> [Exercise]:
Below is a listing to write out in full, exactly as given, without its pictures.

Data records
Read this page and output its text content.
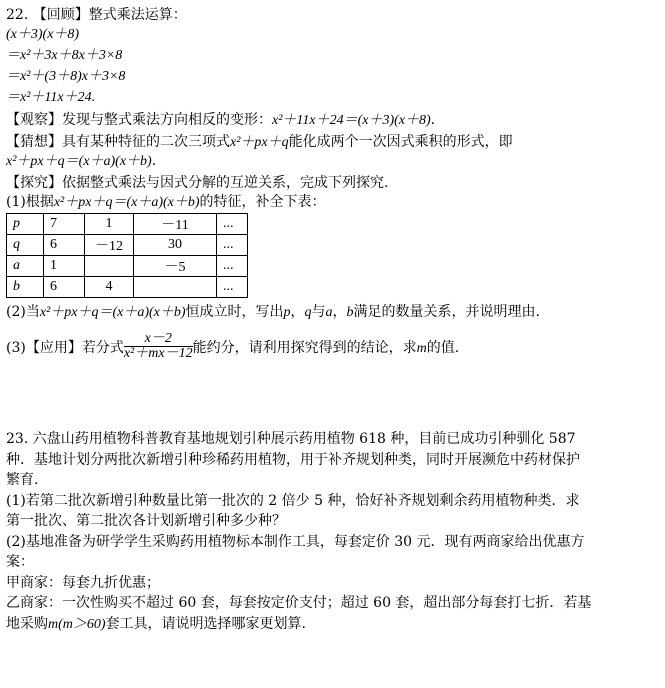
22. 【回顾】整式乘法运算：
(x＋3)(x＋8)
＝x²＋3x＋8x＋3×8
＝x²＋(3＋8)x＋3×8
＝x²＋11x＋24.
【观察】发现与整式乘法方向相反的变形：x²＋11x＋24＝(x＋3)(x＋8).
【猜想】具有某种特征的二次三项式x²＋px＋q能化成两个一次因式乘积的形式，即
x²＋px＋q＝(x＋a)(x＋b).
【探究】依据整式乘法与因式分解的互逆关系，完成下列探究.
(1)根据x²＋px＋q＝(x＋a)(x＋b)的特征，补全下表：
p	7	1	－11	...
q	6	－12	30	...
a	1		－5	...
b	6	4		...
(2)当x²＋px＋q＝(x＋a)(x＋b)恒成立时，写出p，q与a，b满足的数量关系，并说明理由.
(3)【应用】若分式 $\frac{x-2}{\text{x²＋mx－12}}$ 能约分，请利用探究得到的结论，求m的值.
23. 六盘山药用植物科普教育基地规划引种展示药用植物 618 种，目前已成功引种驯化 587
种．基地计划分两批次新增引种珍稀药用植物，用于补齐规划种类，同时开展濒危中药材保护
繁育.
(1)若第二批次新增引种数量比第一批次的 2 倍少 5 种，恰好补齐规划剩余药用植物种类．求
第一批次、第二批次各计划新增引种多少种？
(2)基地准备为研学学生采购药用植物标本制作工具，每套定价 30 元．现有两商家给出优惠方
案：
甲商家：每套九折优惠；
乙商家：一次性购买不超过 60 套，每套按定价支付；超过 60 套，超出部分每套打七折．若基
地采购m(m＞60)套工具，请说明选择哪家更划算.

> [Solution to this problem]:
Read this page and output its text content.
22. 【回顾】整式乘法运算：
(x＋3)(x＋8)
＝x²＋3x＋8x＋3×8
＝x²＋(3＋8)x＋3×8
＝x²＋11x＋24.
【观察】发现与整式乘法方向相反的变形：x²＋11x＋24＝(x＋3)(x＋8).
【猜想】具有某种特征的二次三项式x²＋px＋q能化成两个一次因式乘积的形式，即
x²＋px＋q＝(x＋a)(x＋b).
【探究】依据整式乘法与因式分解的互逆关系，完成下列探究.
(1)根据x²＋px＋q＝(x＋a)(x＋b)的特征，补全下表：
p	7	1	－11	...
q	6	－12	30	...
a	1		－5	...
b	6	4		...
(2)当x²＋px＋q＝(x＋a)(x＋b)恒成立时，写出p，q与a，b满足的数量关系，并说明理由.
(3)【应用】若分式 $\frac{x-2}{\text{x²＋mx－12}}$ 能约分，请利用探究得到的结论，求m的值.
23. 六盘山药用植物科普教育基地规划引种展示药用植物 618 种，目前已成功引种驯化 587
种．基地计划分两批次新增引种珍稀药用植物，用于补齐规划种类，同时开展濒危中药材保护
繁育.
(1)若第二批次新增引种数量比第一批次的 2 倍少 5 种，恰好补齐规划剩余药用植物种类．求
第一批次、第二批次各计划新增引种多少种？
(2)基地准备为研学学生采购药用植物标本制作工具，每套定价 30 元．现有两商家给出优惠方
案：
甲商家：每套九折优惠；
乙商家：一次性购买不超过 60 套，每套按定价支付；超过 60 套，超出部分每套打七折．若基
地采购m(m＞60)套工具，请说明选择哪家更划算.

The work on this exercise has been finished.